Rows from a dataset
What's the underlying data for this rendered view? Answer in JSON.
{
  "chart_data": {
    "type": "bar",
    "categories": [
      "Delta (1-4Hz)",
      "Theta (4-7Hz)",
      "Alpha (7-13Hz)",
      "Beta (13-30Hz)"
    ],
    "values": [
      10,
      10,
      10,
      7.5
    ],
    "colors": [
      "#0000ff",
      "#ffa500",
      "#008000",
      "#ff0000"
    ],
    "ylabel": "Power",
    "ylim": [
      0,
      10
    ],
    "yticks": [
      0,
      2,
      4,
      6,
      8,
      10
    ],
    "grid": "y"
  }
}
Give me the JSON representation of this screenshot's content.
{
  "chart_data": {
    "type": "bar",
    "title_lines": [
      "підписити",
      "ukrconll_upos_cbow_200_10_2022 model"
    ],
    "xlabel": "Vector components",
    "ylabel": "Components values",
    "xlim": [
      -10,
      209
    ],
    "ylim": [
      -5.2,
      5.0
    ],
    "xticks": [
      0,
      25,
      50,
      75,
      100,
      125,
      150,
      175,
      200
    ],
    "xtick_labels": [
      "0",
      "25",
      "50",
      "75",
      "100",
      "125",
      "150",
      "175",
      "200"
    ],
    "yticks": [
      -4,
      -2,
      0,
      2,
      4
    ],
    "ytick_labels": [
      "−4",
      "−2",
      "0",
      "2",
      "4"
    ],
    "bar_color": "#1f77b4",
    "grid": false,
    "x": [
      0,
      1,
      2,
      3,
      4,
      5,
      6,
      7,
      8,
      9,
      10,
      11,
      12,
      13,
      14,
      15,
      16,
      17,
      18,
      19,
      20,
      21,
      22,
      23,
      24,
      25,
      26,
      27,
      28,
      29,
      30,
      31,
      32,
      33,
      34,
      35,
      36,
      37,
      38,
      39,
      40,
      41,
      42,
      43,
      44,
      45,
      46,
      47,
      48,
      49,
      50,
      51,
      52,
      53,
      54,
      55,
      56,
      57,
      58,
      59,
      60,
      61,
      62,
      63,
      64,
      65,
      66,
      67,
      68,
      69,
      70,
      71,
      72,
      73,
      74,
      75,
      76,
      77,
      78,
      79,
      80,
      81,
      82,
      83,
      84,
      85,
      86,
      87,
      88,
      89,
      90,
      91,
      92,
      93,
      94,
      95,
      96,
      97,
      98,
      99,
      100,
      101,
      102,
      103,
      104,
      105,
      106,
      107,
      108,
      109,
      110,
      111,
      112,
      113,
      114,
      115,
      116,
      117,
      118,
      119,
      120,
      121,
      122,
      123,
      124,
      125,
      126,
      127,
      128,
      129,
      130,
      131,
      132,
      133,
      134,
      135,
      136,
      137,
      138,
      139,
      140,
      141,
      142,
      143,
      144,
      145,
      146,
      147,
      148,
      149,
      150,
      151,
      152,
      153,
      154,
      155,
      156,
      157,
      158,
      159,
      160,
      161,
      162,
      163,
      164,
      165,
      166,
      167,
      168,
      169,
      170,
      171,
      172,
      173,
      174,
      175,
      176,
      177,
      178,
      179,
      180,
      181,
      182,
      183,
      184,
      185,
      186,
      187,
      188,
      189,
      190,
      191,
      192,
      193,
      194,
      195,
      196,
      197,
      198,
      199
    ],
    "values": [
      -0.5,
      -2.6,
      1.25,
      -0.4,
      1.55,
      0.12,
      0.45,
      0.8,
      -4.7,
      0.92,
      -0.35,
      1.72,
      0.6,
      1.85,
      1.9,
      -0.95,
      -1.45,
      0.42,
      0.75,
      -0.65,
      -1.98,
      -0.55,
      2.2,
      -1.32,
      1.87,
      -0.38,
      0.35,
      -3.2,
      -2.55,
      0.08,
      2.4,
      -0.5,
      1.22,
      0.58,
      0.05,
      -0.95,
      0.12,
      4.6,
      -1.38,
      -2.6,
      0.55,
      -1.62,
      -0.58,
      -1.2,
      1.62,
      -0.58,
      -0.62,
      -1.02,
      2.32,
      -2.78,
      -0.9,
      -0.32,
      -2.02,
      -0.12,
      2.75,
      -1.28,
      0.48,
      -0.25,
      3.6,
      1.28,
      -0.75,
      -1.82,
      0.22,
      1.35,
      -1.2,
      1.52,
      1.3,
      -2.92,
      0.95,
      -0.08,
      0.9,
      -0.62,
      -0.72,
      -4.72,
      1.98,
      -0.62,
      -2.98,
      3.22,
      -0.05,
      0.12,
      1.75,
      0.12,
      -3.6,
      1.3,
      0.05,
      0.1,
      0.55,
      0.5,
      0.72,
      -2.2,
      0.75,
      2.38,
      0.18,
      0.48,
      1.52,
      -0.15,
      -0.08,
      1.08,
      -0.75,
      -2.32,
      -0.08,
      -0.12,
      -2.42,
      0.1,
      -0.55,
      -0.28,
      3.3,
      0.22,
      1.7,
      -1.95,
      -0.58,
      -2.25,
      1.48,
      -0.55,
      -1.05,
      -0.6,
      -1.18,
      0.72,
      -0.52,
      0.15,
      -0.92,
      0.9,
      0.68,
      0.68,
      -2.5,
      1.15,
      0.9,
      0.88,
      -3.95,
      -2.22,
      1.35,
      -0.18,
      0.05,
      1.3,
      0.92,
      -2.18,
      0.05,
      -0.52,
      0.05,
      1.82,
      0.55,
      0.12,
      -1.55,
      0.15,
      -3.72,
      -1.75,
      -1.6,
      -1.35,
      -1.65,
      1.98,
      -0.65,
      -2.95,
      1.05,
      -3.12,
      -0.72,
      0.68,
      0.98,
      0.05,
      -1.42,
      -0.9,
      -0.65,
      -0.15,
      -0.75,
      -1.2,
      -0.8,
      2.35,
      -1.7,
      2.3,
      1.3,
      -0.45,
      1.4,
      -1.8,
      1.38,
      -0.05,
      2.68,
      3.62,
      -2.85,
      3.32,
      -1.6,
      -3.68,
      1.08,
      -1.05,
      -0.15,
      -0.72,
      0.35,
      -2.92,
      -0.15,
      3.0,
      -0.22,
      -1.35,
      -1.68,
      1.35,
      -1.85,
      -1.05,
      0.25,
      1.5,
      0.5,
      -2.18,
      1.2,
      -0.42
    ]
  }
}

GOAL
Copy every record above exactly as it appears.

THE ANSWER
What's the underlying data for this rendered view? Answer in JSON.
{
  "chart_data": {
    "type": "bar",
    "categories": [
      "Delta (1-4Hz)",
      "Theta (4-7Hz)",
      "Alpha (7-13Hz)",
      "Beta (13-30Hz)"
    ],
    "values": [
      10,
      10,
      10,
      7.5
    ],
    "colors": [
      "#0000ff",
      "#ffa500",
      "#008000",
      "#ff0000"
    ],
    "ylabel": "Power",
    "ylim": [
      0,
      10
    ],
    "yticks": [
      0,
      2,
      4,
      6,
      8,
      10
    ],
    "grid": "y"
  }
}
Give me the JSON representation of this screenshot's content.
{
  "chart_data": {
    "type": "bar",
    "title_lines": [
      "підписити",
      "ukrconll_upos_cbow_200_10_2022 model"
    ],
    "xlabel": "Vector components",
    "ylabel": "Components values",
    "xlim": [
      -10,
      209
    ],
    "ylim": [
      -5.2,
      5.0
    ],
    "xticks": [
      0,
      25,
      50,
      75,
      100,
      125,
      150,
      175,
      200
    ],
    "xtick_labels": [
      "0",
      "25",
      "50",
      "75",
      "100",
      "125",
      "150",
      "175",
      "200"
    ],
    "yticks": [
      -4,
      -2,
      0,
      2,
      4
    ],
    "ytick_labels": [
      "−4",
      "−2",
      "0",
      "2",
      "4"
    ],
    "bar_color": "#1f77b4",
    "grid": false,
    "x": [
      0,
      1,
      2,
      3,
      4,
      5,
      6,
      7,
      8,
      9,
      10,
      11,
      12,
      13,
      14,
      15,
      16,
      17,
      18,
      19,
      20,
      21,
      22,
      23,
      24,
      25,
      26,
      27,
      28,
      29,
      30,
      31,
      32,
      33,
      34,
      35,
      36,
      37,
      38,
      39,
      40,
      41,
      42,
      43,
      44,
      45,
      46,
      47,
      48,
      49,
      50,
      51,
      52,
      53,
      54,
      55,
      56,
      57,
      58,
      59,
      60,
      61,
      62,
      63,
      64,
      65,
      66,
      67,
      68,
      69,
      70,
      71,
      72,
      73,
      74,
      75,
      76,
      77,
      78,
      79,
      80,
      81,
      82,
      83,
      84,
      85,
      86,
      87,
      88,
      89,
      90,
      91,
      92,
      93,
      94,
      95,
      96,
      97,
      98,
      99,
      100,
      101,
      102,
      103,
      104,
      105,
      106,
      107,
      108,
      109,
      110,
      111,
      112,
      113,
      114,
      115,
      116,
      117,
      118,
      119,
      120,
      121,
      122,
      123,
      124,
      125,
      126,
      127,
      128,
      129,
      130,
      131,
      132,
      133,
      134,
      135,
      136,
      137,
      138,
      139,
      140,
      141,
      142,
      143,
      144,
      145,
      146,
      147,
      148,
      149,
      150,
      151,
      152,
      153,
      154,
      155,
      156,
      157,
      158,
      159,
      160,
      161,
      162,
      163,
      164,
      165,
      166,
      167,
      168,
      169,
      170,
      171,
      172,
      173,
      174,
      175,
      176,
      177,
      178,
      179,
      180,
      181,
      182,
      183,
      184,
      185,
      186,
      187,
      188,
      189,
      190,
      191,
      192,
      193,
      194,
      195,
      196,
      197,
      198,
      199
    ],
    "values": [
      -0.5,
      -2.6,
      1.25,
      -0.4,
      1.55,
      0.12,
      0.45,
      0.8,
      -4.7,
      0.92,
      -0.35,
      1.72,
      0.6,
      1.85,
      1.9,
      -0.95,
      -1.45,
      0.42,
      0.75,
      -0.65,
      -1.98,
      -0.55,
      2.2,
      -1.32,
      1.87,
      -0.38,
      0.35,
      -3.2,
      -2.55,
      0.08,
      2.4,
      -0.5,
      1.22,
      0.58,
      0.05,
      -0.95,
      0.12,
      4.6,
      -1.38,
      -2.6,
      0.55,
      -1.62,
      -0.58,
      -1.2,
      1.62,
      -0.58,
      -0.62,
      -1.02,
      2.32,
      -2.78,
      -0.9,
      -0.32,
      -2.02,
      -0.12,
      2.75,
      -1.28,
      0.48,
      -0.25,
      3.6,
      1.28,
      -0.75,
      -1.82,
      0.22,
      1.35,
      -1.2,
      1.52,
      1.3,
      -2.92,
      0.95,
      -0.08,
      0.9,
      -0.62,
      -0.72,
      -4.72,
      1.98,
      -0.62,
      -2.98,
      3.22,
      -0.05,
      0.12,
      1.75,
      0.12,
      -3.6,
      1.3,
      0.05,
      0.1,
      0.55,
      0.5,
      0.72,
      -2.2,
      0.75,
      2.38,
      0.18,
      0.48,
      1.52,
      -0.15,
      -0.08,
      1.08,
      -0.75,
      -2.32,
      -0.08,
      -0.12,
      -2.42,
      0.1,
      -0.55,
      -0.28,
      3.3,
      0.22,
      1.7,
      -1.95,
      -0.58,
      -2.25,
      1.48,
      -0.55,
      -1.05,
      -0.6,
      -1.18,
      0.72,
      -0.52,
      0.15,
      -0.92,
      0.9,
      0.68,
      0.68,
      -2.5,
      1.15,
      0.9,
      0.88,
      -3.95,
      -2.22,
      1.35,
      -0.18,
      0.05,
      1.3,
      0.92,
      -2.18,
      0.05,
      -0.52,
      0.05,
      1.82,
      0.55,
      0.12,
      -1.55,
      0.15,
      -3.72,
      -1.75,
      -1.6,
      -1.35,
      -1.65,
      1.98,
      -0.65,
      -2.95,
      1.05,
      -3.12,
      -0.72,
      0.68,
      0.98,
      0.05,
      -1.42,
      -0.9,
      -0.65,
      -0.15,
      -0.75,
      -1.2,
      -0.8,
      2.35,
      -1.7,
      2.3,
      1.3,
      -0.45,
      1.4,
      -1.8,
      1.38,
      -0.05,
      2.68,
      3.62,
      -2.85,
      3.32,
      -1.6,
      -3.68,
      1.08,
      -1.05,
      -0.15,
      -0.72,
      0.35,
      -2.92,
      -0.15,
      3.0,
      -0.22,
      -1.35,
      -1.68,
      1.35,
      -1.85,
      -1.05,
      0.25,
      1.5,
      0.5,
      -2.18,
      1.2,
      -0.42
    ]
  }
}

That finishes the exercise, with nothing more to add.